* The problem: Copy the items below, swapping every "Nincs megadva" for "Nincs beállítva" and leaving everything else the same.

---------------

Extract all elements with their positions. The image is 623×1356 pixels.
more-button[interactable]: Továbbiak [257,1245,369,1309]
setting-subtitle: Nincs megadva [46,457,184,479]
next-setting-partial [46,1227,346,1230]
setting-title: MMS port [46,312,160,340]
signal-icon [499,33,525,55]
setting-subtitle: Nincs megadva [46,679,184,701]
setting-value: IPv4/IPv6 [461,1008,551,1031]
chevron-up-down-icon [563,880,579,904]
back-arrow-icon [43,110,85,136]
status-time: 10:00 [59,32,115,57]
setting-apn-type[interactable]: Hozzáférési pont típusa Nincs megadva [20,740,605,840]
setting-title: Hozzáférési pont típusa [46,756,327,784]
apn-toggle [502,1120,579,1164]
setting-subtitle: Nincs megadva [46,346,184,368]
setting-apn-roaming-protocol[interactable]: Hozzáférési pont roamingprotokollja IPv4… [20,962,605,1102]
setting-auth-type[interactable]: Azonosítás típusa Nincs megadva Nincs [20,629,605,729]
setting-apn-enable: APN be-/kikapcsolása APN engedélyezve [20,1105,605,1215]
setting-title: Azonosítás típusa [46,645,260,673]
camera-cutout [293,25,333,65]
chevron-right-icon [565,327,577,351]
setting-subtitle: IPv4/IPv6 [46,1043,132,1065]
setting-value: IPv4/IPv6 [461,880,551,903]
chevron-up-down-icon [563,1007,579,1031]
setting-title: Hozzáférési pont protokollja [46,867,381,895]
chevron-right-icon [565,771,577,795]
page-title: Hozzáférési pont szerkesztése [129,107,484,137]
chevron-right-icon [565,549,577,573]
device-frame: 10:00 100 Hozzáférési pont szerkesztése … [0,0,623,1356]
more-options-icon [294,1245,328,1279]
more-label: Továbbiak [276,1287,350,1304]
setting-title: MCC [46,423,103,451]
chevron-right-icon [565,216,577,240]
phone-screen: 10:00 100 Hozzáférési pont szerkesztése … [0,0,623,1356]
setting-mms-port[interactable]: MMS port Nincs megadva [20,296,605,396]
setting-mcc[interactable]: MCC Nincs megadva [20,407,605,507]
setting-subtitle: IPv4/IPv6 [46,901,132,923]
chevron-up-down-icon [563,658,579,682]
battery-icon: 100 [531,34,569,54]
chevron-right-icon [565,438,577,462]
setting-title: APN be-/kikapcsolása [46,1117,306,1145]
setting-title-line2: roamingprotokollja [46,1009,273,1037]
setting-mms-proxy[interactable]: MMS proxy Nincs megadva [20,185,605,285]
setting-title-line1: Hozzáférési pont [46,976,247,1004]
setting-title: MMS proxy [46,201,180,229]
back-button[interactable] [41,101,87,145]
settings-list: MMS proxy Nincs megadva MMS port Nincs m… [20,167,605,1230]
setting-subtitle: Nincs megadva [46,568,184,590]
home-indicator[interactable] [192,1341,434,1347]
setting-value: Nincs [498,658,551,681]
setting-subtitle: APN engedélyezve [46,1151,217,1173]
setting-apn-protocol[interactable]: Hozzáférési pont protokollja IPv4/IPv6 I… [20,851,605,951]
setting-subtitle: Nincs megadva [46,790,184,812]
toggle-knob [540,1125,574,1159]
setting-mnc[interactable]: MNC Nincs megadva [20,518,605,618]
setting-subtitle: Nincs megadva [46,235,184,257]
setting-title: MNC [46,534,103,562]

---------------

* Correct response:
Extract all elements with their positions. The image is 623×1356 pixels.
more-button[interactable]: Továbbiak [257,1245,369,1309]
setting-subtitle: Nincs beállítva [46,457,184,479]
next-setting-partial [46,1227,346,1230]
setting-title: MMS port [46,312,160,340]
signal-icon [499,33,525,55]
setting-subtitle: Nincs beállítva [46,679,184,701]
setting-value: IPv4/IPv6 [461,1008,551,1031]
chevron-up-down-icon [563,880,579,904]
back-arrow-icon [43,110,85,136]
status-time: 10:00 [59,32,115,57]
setting-apn-type[interactable]: Hozzáférési pont típusa Nincs beállítva [20,740,605,840]
setting-title: Hozzáférési pont típusa [46,756,327,784]
apn-toggle [502,1120,579,1164]
setting-subtitle: Nincs beállítva [46,346,184,368]
setting-apn-roaming-protocol[interactable]: Hozzáférési pont roamingprotokollja IPv4… [20,962,605,1102]
setting-auth-type[interactable]: Azonosítás típusa Nincs beállítva Nincs [20,629,605,729]
setting-apn-enable: APN be-/kikapcsolása APN engedélyezve [20,1105,605,1215]
setting-title: Azonosítás típusa [46,645,260,673]
camera-cutout [293,25,333,65]
chevron-right-icon [565,327,577,351]
setting-subtitle: IPv4/IPv6 [46,1043,132,1065]
setting-value: IPv4/IPv6 [461,880,551,903]
chevron-up-down-icon [563,1007,579,1031]
setting-title: Hozzáférési pont protokollja [46,867,381,895]
chevron-right-icon [565,771,577,795]
page-title: Hozzáférési pont szerkesztése [129,107,484,137]
chevron-right-icon [565,549,577,573]
device-frame: 10:00 100 Hozzáférési pont szerkesztése … [0,0,623,1356]
more-options-icon [294,1245,328,1279]
more-label: Továbbiak [276,1287,350,1304]
setting-title: MCC [46,423,103,451]
chevron-right-icon [565,216,577,240]
phone-screen: 10:00 100 Hozzáférési pont szerkesztése … [0,0,623,1356]
setting-mms-port[interactable]: MMS port Nincs beállítva [20,296,605,396]
setting-mcc[interactable]: MCC Nincs beállítva [20,407,605,507]
setting-subtitle: IPv4/IPv6 [46,901,132,923]
chevron-up-down-icon [563,658,579,682]
battery-icon: 100 [531,34,569,54]
chevron-right-icon [565,438,577,462]
setting-title: APN be-/kikapcsolása [46,1117,306,1145]
setting-title-line2: roamingprotokollja [46,1009,273,1037]
setting-mms-proxy[interactable]: MMS proxy Nincs beállítva [20,185,605,285]
setting-title-line1: Hozzáférési pont [46,976,247,1004]
setting-title: MMS proxy [46,201,180,229]
back-button[interactable] [41,101,87,145]
settings-list: MMS proxy Nincs beállítva MMS port Nincs m… [20,167,605,1230]
setting-subtitle: Nincs beállítva [46,568,184,590]
home-indicator[interactable] [192,1341,434,1347]
setting-value: Nincs [498,658,551,681]
setting-subtitle: APN engedélyezve [46,1151,217,1173]
setting-apn-protocol[interactable]: Hozzáférési pont protokollja IPv4/IPv6 I… [20,851,605,951]
setting-subtitle: Nincs beállítva [46,790,184,812]
toggle-knob [540,1125,574,1159]
setting-mnc[interactable]: MNC Nincs beállítva [20,518,605,618]
setting-subtitle: Nincs beállítva [46,235,184,257]
setting-title: MNC [46,534,103,562]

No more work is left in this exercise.